** BEGIN THE RECORDS **

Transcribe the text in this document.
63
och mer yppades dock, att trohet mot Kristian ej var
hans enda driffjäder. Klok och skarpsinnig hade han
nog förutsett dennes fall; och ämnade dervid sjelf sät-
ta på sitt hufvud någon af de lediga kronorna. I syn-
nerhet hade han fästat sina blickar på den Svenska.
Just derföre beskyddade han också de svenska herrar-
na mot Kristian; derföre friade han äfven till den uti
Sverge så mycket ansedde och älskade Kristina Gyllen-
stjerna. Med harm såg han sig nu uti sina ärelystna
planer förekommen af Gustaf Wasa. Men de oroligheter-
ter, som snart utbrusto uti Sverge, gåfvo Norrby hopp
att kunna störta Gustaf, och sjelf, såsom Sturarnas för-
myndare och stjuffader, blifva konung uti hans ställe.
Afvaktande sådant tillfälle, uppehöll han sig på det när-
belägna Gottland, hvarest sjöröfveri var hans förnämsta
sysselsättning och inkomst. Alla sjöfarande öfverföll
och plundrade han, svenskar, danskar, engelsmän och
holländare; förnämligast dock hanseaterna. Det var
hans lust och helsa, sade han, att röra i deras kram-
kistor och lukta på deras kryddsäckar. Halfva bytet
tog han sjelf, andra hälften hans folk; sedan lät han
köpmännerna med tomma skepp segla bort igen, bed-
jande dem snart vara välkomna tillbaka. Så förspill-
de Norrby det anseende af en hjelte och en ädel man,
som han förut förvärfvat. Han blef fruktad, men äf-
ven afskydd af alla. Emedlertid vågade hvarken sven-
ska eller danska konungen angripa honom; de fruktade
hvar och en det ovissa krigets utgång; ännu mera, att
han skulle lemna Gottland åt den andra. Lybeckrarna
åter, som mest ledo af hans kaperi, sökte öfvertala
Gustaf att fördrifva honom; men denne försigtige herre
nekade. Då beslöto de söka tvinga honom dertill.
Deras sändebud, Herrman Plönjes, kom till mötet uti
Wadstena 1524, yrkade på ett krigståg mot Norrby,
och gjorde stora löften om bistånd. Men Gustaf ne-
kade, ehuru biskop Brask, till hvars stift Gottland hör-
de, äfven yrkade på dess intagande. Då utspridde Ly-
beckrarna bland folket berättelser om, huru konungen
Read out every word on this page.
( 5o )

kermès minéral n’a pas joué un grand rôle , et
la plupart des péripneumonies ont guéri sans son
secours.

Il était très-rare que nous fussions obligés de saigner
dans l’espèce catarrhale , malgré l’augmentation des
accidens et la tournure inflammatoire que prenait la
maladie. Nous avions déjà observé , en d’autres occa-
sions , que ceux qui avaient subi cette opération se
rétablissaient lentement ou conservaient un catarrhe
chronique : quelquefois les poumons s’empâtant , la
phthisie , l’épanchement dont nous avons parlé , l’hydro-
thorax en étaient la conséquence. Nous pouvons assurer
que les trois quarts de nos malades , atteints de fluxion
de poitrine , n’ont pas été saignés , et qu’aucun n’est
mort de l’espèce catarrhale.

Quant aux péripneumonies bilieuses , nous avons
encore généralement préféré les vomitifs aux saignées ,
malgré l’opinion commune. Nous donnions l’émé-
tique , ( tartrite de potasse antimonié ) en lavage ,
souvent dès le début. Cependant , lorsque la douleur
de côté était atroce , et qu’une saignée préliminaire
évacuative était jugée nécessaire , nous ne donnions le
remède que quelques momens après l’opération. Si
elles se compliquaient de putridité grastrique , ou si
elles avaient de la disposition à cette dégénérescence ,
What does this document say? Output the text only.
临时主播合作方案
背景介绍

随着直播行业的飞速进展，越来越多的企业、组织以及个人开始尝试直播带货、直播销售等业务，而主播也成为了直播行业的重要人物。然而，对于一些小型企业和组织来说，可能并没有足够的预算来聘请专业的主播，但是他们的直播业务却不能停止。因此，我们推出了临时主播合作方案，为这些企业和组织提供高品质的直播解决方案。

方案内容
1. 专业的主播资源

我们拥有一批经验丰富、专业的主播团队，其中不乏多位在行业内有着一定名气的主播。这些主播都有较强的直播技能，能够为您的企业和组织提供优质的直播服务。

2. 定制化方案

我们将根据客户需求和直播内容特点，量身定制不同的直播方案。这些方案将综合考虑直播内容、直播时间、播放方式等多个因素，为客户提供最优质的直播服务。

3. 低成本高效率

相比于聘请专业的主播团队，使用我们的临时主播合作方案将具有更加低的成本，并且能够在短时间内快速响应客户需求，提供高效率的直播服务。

** END THE RECORDS **

THE EXERCISE
Out of the material above, select every line that holds the string "Kristian".

TASK OUTPUT
och mer yppades dock, att trohet mot Kristian ej var
na mot Kristian; derföre friade han äfven till den uti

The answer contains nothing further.